**** EXCERPTED DATA ****

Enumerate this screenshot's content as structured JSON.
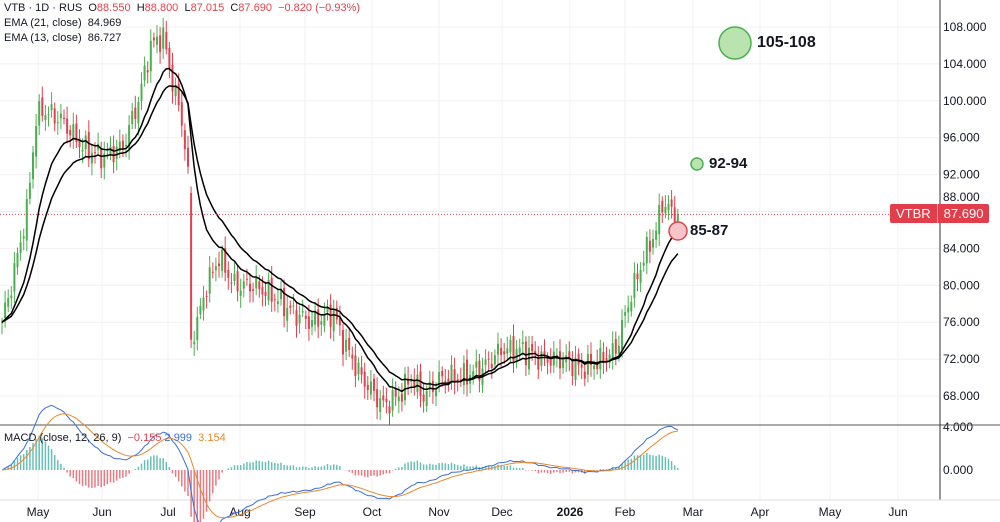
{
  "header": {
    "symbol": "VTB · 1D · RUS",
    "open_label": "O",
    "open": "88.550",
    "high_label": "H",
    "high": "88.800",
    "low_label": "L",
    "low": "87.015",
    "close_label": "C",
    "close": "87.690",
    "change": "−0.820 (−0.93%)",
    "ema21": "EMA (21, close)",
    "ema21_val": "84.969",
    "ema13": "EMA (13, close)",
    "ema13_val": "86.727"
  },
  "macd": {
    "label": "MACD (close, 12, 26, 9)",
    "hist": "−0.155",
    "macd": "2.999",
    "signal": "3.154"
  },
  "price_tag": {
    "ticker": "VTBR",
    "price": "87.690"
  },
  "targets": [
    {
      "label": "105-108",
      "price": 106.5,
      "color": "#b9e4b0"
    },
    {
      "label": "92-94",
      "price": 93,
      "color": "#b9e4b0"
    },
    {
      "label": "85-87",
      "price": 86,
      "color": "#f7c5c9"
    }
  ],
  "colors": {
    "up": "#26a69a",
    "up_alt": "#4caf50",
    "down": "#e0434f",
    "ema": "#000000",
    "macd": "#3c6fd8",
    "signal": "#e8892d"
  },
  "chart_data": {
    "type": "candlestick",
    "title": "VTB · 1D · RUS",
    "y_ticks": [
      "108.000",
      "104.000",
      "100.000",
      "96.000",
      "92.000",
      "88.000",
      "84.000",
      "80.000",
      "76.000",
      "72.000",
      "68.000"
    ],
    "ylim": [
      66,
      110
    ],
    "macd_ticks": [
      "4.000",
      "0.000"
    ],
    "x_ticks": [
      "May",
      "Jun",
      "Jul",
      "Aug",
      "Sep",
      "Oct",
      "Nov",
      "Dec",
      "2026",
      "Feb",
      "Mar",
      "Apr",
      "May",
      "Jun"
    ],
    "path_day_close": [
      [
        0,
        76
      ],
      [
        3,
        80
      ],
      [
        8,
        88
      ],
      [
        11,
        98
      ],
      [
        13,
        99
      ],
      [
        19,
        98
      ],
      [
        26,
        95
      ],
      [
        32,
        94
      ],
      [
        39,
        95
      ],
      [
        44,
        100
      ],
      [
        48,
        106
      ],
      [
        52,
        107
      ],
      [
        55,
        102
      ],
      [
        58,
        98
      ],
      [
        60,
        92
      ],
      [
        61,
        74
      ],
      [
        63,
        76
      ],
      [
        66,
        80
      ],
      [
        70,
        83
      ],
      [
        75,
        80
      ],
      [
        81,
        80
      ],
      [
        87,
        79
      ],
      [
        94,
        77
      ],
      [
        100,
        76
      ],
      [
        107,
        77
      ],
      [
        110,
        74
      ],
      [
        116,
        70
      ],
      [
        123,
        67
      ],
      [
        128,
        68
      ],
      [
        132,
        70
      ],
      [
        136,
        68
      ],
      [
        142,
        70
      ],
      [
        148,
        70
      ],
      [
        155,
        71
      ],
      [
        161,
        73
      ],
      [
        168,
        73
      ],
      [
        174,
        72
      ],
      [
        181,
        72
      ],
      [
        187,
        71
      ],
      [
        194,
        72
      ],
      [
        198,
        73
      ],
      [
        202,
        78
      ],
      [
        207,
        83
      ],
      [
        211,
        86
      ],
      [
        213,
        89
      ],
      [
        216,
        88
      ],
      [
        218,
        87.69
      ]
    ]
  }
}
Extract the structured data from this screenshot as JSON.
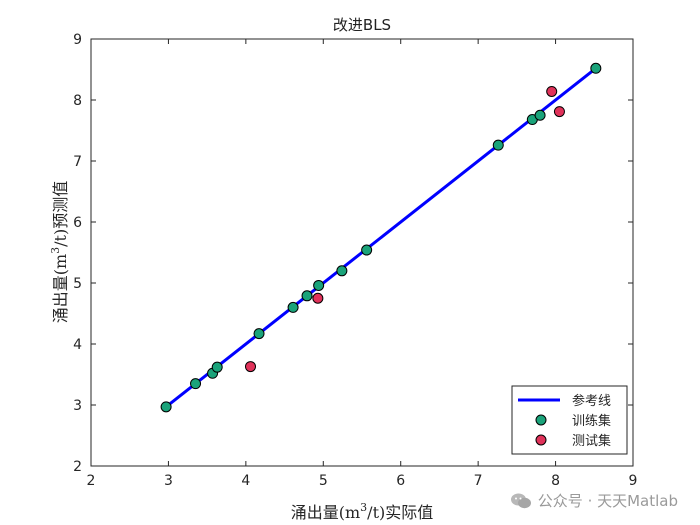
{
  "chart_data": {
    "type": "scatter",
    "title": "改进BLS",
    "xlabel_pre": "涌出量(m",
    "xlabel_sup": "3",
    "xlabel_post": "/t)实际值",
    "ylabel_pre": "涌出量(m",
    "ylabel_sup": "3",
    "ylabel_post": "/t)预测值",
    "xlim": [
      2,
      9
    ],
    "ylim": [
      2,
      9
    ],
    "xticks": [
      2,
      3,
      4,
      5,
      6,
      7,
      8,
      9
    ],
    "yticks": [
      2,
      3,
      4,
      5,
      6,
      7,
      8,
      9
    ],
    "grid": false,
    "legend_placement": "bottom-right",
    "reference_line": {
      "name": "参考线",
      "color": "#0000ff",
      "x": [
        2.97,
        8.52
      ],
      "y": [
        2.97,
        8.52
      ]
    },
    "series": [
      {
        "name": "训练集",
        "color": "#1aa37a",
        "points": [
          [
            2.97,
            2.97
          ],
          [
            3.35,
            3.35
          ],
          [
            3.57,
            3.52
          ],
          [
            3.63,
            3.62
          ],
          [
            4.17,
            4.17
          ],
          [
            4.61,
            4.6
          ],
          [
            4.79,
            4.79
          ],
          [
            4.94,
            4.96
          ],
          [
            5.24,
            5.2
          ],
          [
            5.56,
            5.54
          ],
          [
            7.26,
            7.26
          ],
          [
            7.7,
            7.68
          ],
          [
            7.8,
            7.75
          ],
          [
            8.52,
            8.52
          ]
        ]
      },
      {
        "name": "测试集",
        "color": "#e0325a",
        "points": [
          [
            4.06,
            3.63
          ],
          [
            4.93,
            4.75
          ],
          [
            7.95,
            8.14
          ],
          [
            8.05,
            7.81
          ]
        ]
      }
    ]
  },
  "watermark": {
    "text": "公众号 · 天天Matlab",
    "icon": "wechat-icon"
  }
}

****
**** EXCERPTED DATA ****

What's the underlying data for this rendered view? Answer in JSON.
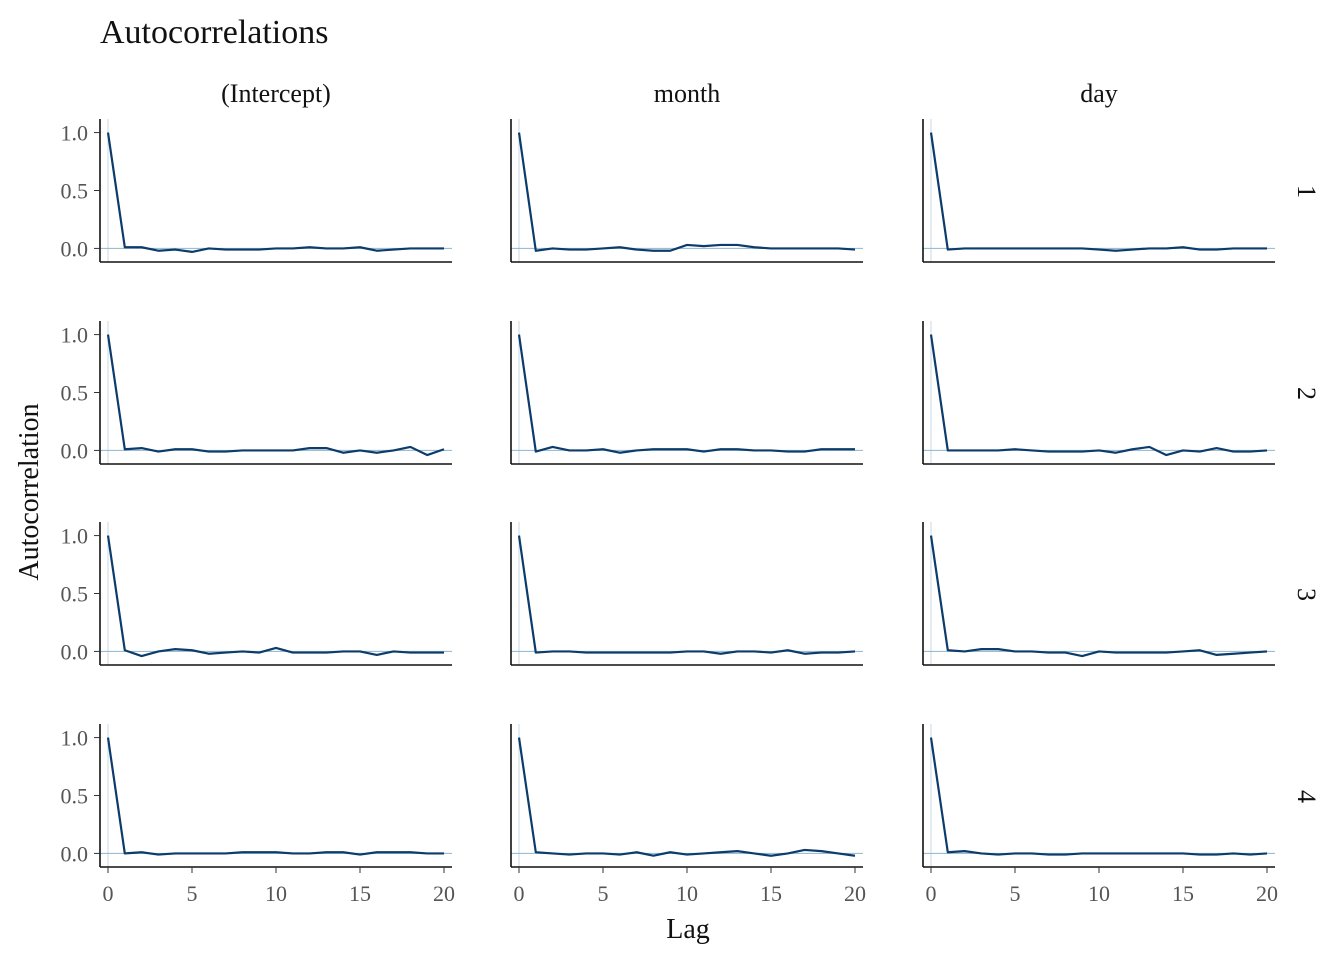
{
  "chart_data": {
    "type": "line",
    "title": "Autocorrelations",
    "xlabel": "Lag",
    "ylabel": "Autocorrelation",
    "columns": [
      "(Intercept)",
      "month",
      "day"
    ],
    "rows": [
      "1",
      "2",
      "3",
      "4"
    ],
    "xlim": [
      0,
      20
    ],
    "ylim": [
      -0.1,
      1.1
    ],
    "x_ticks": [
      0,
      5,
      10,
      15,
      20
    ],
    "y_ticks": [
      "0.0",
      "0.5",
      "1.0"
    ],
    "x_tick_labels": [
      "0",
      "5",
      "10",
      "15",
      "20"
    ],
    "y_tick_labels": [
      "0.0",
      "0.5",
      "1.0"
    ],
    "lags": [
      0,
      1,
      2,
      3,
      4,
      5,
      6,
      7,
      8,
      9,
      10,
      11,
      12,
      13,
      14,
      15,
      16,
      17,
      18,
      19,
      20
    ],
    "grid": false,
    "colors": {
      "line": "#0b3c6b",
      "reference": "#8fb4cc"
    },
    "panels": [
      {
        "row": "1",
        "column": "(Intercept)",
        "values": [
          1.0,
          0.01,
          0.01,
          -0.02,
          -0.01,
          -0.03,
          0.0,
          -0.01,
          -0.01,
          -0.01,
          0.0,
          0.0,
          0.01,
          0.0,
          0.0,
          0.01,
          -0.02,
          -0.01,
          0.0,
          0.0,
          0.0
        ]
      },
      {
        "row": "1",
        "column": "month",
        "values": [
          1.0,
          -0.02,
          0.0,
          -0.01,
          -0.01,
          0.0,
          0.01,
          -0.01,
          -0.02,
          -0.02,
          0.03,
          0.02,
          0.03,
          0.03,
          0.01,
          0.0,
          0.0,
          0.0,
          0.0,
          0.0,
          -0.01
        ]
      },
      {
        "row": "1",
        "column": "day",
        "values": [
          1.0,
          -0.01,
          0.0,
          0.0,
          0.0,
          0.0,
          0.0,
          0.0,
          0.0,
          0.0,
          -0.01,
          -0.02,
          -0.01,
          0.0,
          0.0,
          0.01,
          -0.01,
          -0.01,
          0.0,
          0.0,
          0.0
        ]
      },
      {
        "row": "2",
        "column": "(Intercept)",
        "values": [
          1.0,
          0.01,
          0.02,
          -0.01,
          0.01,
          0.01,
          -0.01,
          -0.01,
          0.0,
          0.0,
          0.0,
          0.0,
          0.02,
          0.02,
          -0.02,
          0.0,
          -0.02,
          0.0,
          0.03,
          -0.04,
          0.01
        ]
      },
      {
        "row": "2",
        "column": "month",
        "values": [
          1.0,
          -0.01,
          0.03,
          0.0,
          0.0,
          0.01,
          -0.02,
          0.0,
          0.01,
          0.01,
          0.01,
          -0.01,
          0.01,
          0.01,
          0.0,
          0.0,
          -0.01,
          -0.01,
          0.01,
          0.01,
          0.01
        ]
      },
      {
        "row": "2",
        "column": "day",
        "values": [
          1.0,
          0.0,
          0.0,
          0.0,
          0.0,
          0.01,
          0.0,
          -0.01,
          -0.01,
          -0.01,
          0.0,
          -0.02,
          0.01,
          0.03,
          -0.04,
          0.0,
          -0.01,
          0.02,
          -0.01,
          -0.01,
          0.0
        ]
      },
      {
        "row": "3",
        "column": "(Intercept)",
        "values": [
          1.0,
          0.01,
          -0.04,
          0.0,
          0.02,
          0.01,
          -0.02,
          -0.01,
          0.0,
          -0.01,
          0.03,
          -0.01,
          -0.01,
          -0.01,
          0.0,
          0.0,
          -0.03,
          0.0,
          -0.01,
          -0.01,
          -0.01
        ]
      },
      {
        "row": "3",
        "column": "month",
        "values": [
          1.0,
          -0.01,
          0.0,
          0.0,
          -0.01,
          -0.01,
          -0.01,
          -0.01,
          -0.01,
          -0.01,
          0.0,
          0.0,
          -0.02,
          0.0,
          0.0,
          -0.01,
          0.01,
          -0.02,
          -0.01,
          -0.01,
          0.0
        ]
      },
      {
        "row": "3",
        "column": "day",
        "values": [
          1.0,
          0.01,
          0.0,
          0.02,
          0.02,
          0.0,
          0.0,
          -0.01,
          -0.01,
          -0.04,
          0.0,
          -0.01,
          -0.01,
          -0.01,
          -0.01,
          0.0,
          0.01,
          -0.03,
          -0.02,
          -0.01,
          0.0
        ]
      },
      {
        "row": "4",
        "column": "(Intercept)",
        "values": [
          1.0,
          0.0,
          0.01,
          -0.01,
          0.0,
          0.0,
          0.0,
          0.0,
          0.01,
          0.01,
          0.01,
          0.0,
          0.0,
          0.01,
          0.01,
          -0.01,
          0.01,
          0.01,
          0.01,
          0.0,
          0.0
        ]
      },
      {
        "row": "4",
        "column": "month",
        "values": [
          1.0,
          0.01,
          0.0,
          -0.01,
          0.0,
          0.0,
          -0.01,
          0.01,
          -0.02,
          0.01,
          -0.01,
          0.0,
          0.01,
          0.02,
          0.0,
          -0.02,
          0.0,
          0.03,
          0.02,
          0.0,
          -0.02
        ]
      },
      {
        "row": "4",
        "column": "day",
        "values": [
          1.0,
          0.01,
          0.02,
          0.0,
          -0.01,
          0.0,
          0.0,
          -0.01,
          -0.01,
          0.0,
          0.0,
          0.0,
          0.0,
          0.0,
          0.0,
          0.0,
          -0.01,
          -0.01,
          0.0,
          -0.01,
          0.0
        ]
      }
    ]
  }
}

****

- [TASK INSTRUCTIONS]
Where a line holds "structured", copy that line.

- [TASK ANSWER]
Enumerate this screenshot's content as structured JSON.
Extract the structured data from this screenshot as JSON.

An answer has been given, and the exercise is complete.